======== EXTRACTED DATA ========
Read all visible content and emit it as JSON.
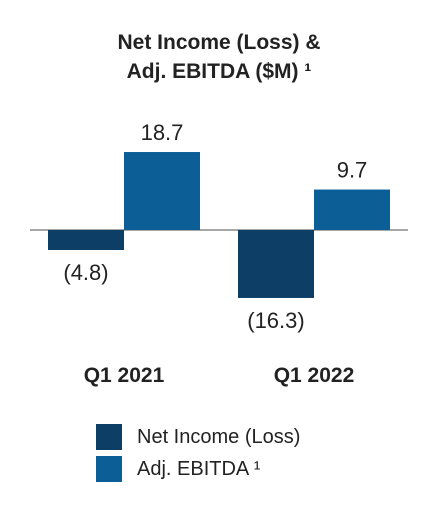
{
  "chart_data": {
    "type": "bar",
    "title_line1": "Net Income (Loss) &",
    "title_line2": "Adj. EBITDA ($M) ¹",
    "categories": [
      "Q1 2021",
      "Q1 2022"
    ],
    "series": [
      {
        "name": "Net Income (Loss)",
        "values": [
          -4.8,
          -16.3
        ],
        "value_labels": [
          "(4.8)",
          "(16.3)"
        ],
        "color": "#0d3f66"
      },
      {
        "name": "Adj. EBITDA ¹",
        "values": [
          18.7,
          9.7
        ],
        "value_labels": [
          "18.7",
          "9.7"
        ],
        "color": "#0b5e96"
      }
    ],
    "xlabel": "",
    "ylabel": "",
    "ylim": [
      -16.3,
      18.7
    ],
    "grid": false,
    "legend_position": "bottom"
  }
}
========
Retype everything in the material word for word, minus pictures.

ANSWER FOR THE TASK:
Read all visible content and emit it as JSON.
{
  "chart_data": {
    "type": "bar",
    "title_line1": "Net Income (Loss) &",
    "title_line2": "Adj. EBITDA ($M) ¹",
    "categories": [
      "Q1 2021",
      "Q1 2022"
    ],
    "series": [
      {
        "name": "Net Income (Loss)",
        "values": [
          -4.8,
          -16.3
        ],
        "value_labels": [
          "(4.8)",
          "(16.3)"
        ],
        "color": "#0d3f66"
      },
      {
        "name": "Adj. EBITDA ¹",
        "values": [
          18.7,
          9.7
        ],
        "value_labels": [
          "18.7",
          "9.7"
        ],
        "color": "#0b5e96"
      }
    ],
    "xlabel": "",
    "ylabel": "",
    "ylim": [
      -16.3,
      18.7
    ],
    "grid": false,
    "legend_position": "bottom"
  }
}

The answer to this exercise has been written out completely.